__DOCUMENT SECTION__
Recently a trend on social media has been the #metoo trend where women come forth about telling their stories about sexual harassment, assault, and abuse. I wish to add my voice to the mix.
#Metoo I say this in solidarity with women and women who have been abused. I support and applaud you telling your story’s and the courage it took you to do that. I also support those who do not tell their story. The choice of when and where to tell is up to you. I encourage it, but it’s your story it’s your choice.
#Metoo I support the survivors of child molestation who have come forth with their stories as well and let you know that you are not alone and I am one of you.
I have told my story here: I wish I could offer it for free, but I’m not sure how to do that.
#Metoo I am also a victim of sexual harassment at work. This story is about women, but as men, we can help by sharing our experiences to show solidarity with the cause. It will also help to get all harassment out in the open.

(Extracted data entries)
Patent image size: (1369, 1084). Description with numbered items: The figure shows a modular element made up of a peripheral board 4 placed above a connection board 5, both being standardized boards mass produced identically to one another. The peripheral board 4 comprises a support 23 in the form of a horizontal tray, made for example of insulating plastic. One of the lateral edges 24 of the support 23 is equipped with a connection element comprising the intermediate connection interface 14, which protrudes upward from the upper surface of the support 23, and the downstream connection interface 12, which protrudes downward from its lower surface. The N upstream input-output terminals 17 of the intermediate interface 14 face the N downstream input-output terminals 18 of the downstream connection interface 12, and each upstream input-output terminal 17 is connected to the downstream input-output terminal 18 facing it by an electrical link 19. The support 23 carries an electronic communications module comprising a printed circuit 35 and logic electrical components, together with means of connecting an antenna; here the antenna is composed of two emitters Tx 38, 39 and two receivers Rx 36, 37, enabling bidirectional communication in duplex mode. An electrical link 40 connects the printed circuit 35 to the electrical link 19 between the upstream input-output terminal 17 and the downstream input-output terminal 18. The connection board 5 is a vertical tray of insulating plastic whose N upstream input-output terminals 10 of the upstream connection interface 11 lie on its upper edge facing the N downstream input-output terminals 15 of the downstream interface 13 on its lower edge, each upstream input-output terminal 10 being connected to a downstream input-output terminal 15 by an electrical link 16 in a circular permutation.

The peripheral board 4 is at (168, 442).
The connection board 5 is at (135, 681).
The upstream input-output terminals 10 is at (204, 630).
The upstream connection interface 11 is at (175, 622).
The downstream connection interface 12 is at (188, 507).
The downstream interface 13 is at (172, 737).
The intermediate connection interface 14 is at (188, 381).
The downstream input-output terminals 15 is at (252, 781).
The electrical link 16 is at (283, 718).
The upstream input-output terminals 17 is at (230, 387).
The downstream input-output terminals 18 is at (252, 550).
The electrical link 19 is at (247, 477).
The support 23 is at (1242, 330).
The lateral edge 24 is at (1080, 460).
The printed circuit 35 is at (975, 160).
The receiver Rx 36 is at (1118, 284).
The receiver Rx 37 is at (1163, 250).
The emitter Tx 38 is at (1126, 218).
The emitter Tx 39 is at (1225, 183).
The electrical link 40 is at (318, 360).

__TASK OBJECTIVE__
Reproduce the text on the #metoo trend between "#Metoo I am" and "in the open.", inclusive, swapping "the cause" for "the movement". The listing bears no relation to the text on the #metoo trend.

__OUTPUT FOR THIS TASK__
#Metoo I am also a victim of sexual harassment at work. This story is about women, but as men, we can help by sharing our experiences to show solidarity with the movement. It will also help to get all harassment out in the open.